> **Work required**
Read the entries below and pull out each line with the string "frac".

# # # # #

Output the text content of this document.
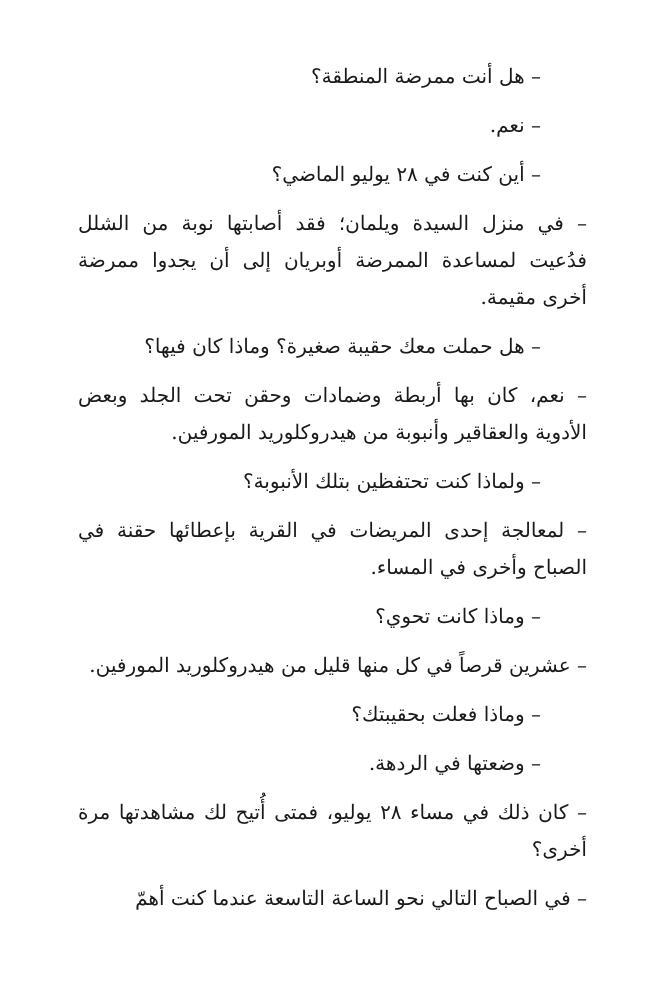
– هل أنت ممرضة المنطقة؟

– نعم.

– أين كنت في ٢٨ يوليو الماضي؟

– في منزل السيدة ويلمان؛ فقد أصابتها نوبة من الشلل فدُعيت لمساعدة الممرضة أوبريان إلى أن يجدوا ممرضة أخرى مقيمة.

– هل حملت معك حقيبة صغيرة؟ وماذا كان فيها؟

– نعم، كان بها أربطة وضمادات وحقن تحت الجلد وبعض الأدوية والعقاقير وأنبوبة من هيدروكلوريد المورفين.

– ولماذا كنت تحتفظين بتلك الأنبوبة؟

– لمعالجة إحدى المريضات في القرية بإعطائها حقنة في الصباح وأخرى في المساء.

– وماذا كانت تحوي؟

– عشرين قرصاً في كل منها قليل من هيدروكلوريد المورفين.

– وماذا فعلت بحقيبتك؟

– وضعتها في الردهة.

– كان ذلك في مساء ٢٨ يوليو، فمتى أُتيح لك مشاهدتها مرة أخرى؟

– في الصباح التالي نحو الساعة التاسعة عندما كنت أهمّ
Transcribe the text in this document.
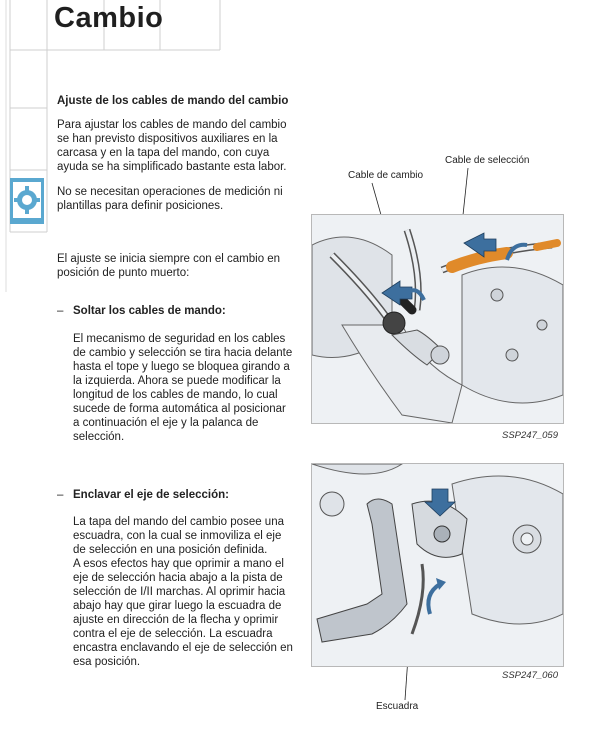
Cambio
Ajuste de los cables de mando del cambio
Para ajustar los cables de mando del cambio
se han previsto dispositivos auxiliares en la
carcasa y en la tapa del mando, con cuya
ayuda se ha simplificado bastante esta labor.
No se necesitan operaciones de medición ni
plantillas para definir posiciones.
El ajuste se inicia siempre con el cambio en
posición de punto muerto:
– Soltar los cables de mando:
El mecanismo de seguridad en los cables
de cambio y selección se tira hacia delante
hasta el tope y luego se bloquea girando a
la izquierda. Ahora se puede modificar la
longitud de los cables de mando, lo cual
sucede de forma automática al posicionar
a continuación el eje y la palanca de
selección.
– Enclavar el eje de selección:
La tapa del mando del cambio posee una
escuadra, con la cual se inmoviliza el eje
de selección en una posición definida.
A esos efectos hay que oprimir a mano el
eje de selección hacia abajo a la pista de
selección de I/II marchas. Al oprimir hacia
abajo hay que girar luego la escuadra de
ajuste en dirección de la flecha y oprimir
contra el eje de selección. La escuadra
encastra enclavando el eje de selección en
esa posición.
Cable de selección
Cable de cambio
SSP247_059
SSP247_060
Escuadra
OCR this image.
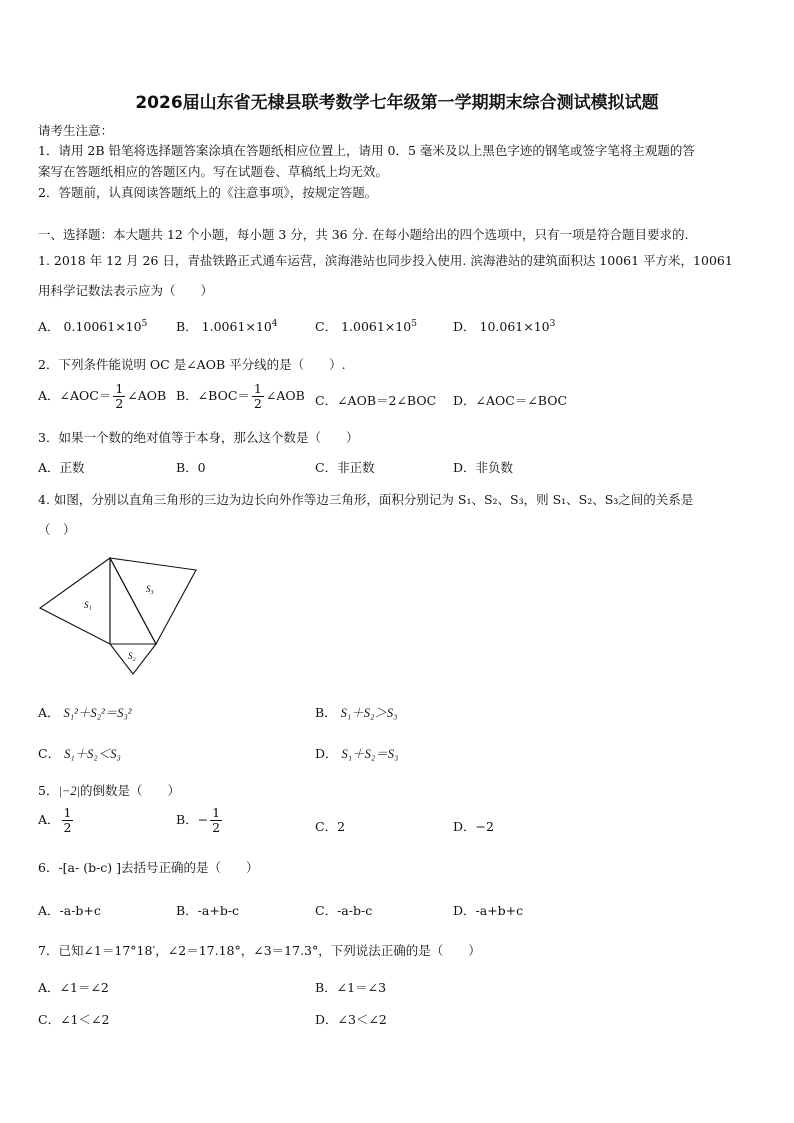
2026届山东省无棣县联考数学七年级第一学期期末综合测试模拟试题
请考生注意：
1．请用 2B 铅笔将选择题答案涂填在答题纸相应位置上，请用 0．5 毫米及以上黑色字迹的钢笔或签字笔将主观题的答
案写在答题纸相应的答题区内。写在试题卷、草稿纸上均无效。
2．答题前，认真阅读答题纸上的《注意事项》，按规定答题。
一、选择题：本大题共 12 个小题，每小题 3 分，共 36 分. 在每小题给出的四个选项中，只有一项是符合题目要求的.
1. 2018 年 12 月 26 日，青盐铁路正式通车运营，滨海港站也同步投入使用. 滨海港站的建筑面积达 10061 平方米，10061
用科学记数法表示应为（　　）
A． $0.10061\times 10^5$ B． $1.0061\times 10^4$	C． $1.0061\times 10^5$	D． $10.061\times 10^3$
2．下列条件能说明 OC 是∠AOB 平分线的是（　　）.
A．∠AOC＝ $\frac{1}{2}$ ∠AOB B．∠BOC＝ $\frac{1}{2}$ ∠AOB C．∠AOB＝2∠BOC D．∠AOC＝∠BOC
3．如果一个数的绝对值等于本身，那么这个数是（　　）
A．正数	B．0	C．非正数	D．非负数
4. 如图，分别以直角三角形的三边为边长向外作等边三角形，面积分别记为 S₁、S₂、S₃，则 S₁、S₂、S₃之间的关系是
（　）
S₁
S₃
S₂
A． S₁²＋S₂²＝S₃²	B． S₁＋S₂＞S₃
C． S₁＋S₂＜S₃	D． S₁＋S₂＝S₃
5．|−2|的倒数是（　　）
A． $\frac{1}{2}$	B．− $\frac{1}{2}$	C．2	D．−2
6．-[a- (b-c) ]去括号正确的是（　　）
A．-a-b+c	B．-a+b-c	C．-a-b-c	D．-a+b+c
7．已知∠1＝17°18′，∠2＝17.18°，∠3＝17.3°，下列说法正确的是（　　）
A．∠1＝∠2	B．∠1＝∠3
C．∠1＜∠2	D．∠3＜∠2
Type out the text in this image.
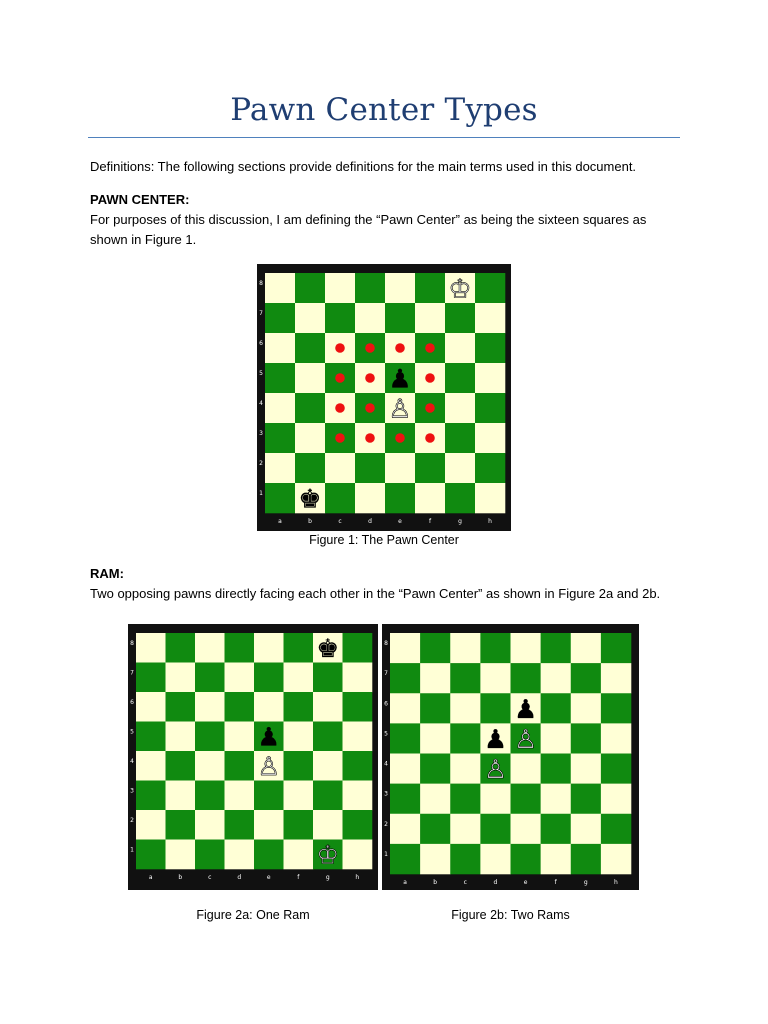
Pawn Center Types
Definitions: The following sections provide definitions for the main terms used in this document.
PAWN CENTER:
For purposes of this discussion, I am defining the “Pawn Center” as being the sixteen squares as shown in Figure 1.
8
7
6
5
4
3
2
1
a	b	c	d	e	f	g	h
♔
♚
♟
♙
Figure 1: The Pawn Center
RAM:
Two opposing pawns directly facing each other in the “Pawn Center” as shown in Figure 2a and 2b.
8
7
6
5
4
3
2
1
a	b	c	d	e	f	g	h
♚
♟
♙
♔
8
7
6
5
4
3
2
1
a	b	c	d	e	f	g	h
♟
♟ ♙
♙
Figure 2a: One Ram	Figure 2b: Two Rams
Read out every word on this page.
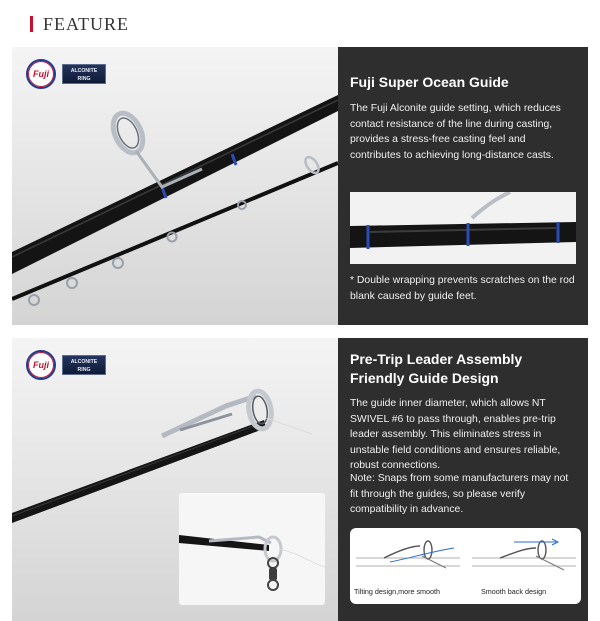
FEATURE
Fuji	ALCONITE
RING	Fuji Super Ocean Guide

The Fuji Alconite guide setting, which reduces contact resistance of the line during casting, provides a stress-free casting feel and contributes to achieving long-distance casts.

* Double wrapping prevents scratches on the rod blank caused by guide feet.

Fuji	ALCONITE
RING
Pre-Trip Leader Assembly
Friendly Guide Design

The guide inner diameter, which allows NT SWIVEL #6 to pass through, enables pre-trip leader assembly. This eliminates stress in unstable field conditions and ensures reliable, robust connections.

Note: Snaps from some manufacturers may not fit through the guides, so please verify compatibility in advance.

Tilting design,more smooth	Smooth back design
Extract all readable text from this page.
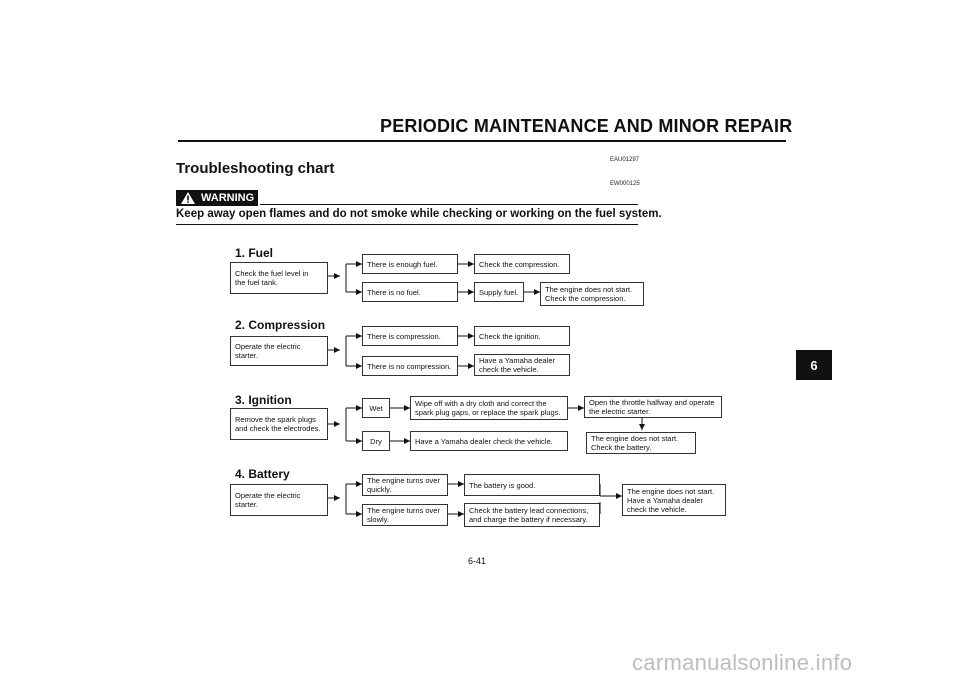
PERIODIC MAINTENANCE AND MINOR REPAIR
EAU01297
Troubleshooting chart
EW000125
WARNING
Keep away open flames and do not smoke while checking or working on the fuel system.
1. Fuel
Check the fuel level in
the fuel tank.
There is enough fuel.	Check the compression.
There is no fuel.	Supply fuel.	The engine does not start.
Check the compression.
2. Compression
Operate the electric starter.
There is compression.	Check the ignition.
There is no compression.
Have a Yamaha dealer
check the vehicle.
3. Ignition
Remove the spark plugs
and check the electrodes.
Wet	Wipe off with a dry cloth and correct the
spark plug gaps, or replace the spark plugs.
Open the throttle halfway and operate
the electric starter.
The engine does not start.
Check the battery.
Dry	Have a Yamaha dealer check the vehicle.
4. Battery
Operate the electric starter.
The engine turns over
quickly.	The battery is good.
The engine turns over
slowly.
Check the battery lead connections,
and charge the battery if necessary.
The engine does not start.
Have a Yamaha dealer
check the vehicle.
6
6-41
carmanualsonline.info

# # # # #

> **Solved exercise**
A．∠AOC＝ $\frac{1}{2}$ ∠AOB B．∠BOC＝ $\frac{1}{2}$ ∠AOB C．∠AOB＝2∠BOC D．∠AOC＝∠BOC
A． $\frac{1}{2}$	B．− $\frac{1}{2}$	C．2	D．−2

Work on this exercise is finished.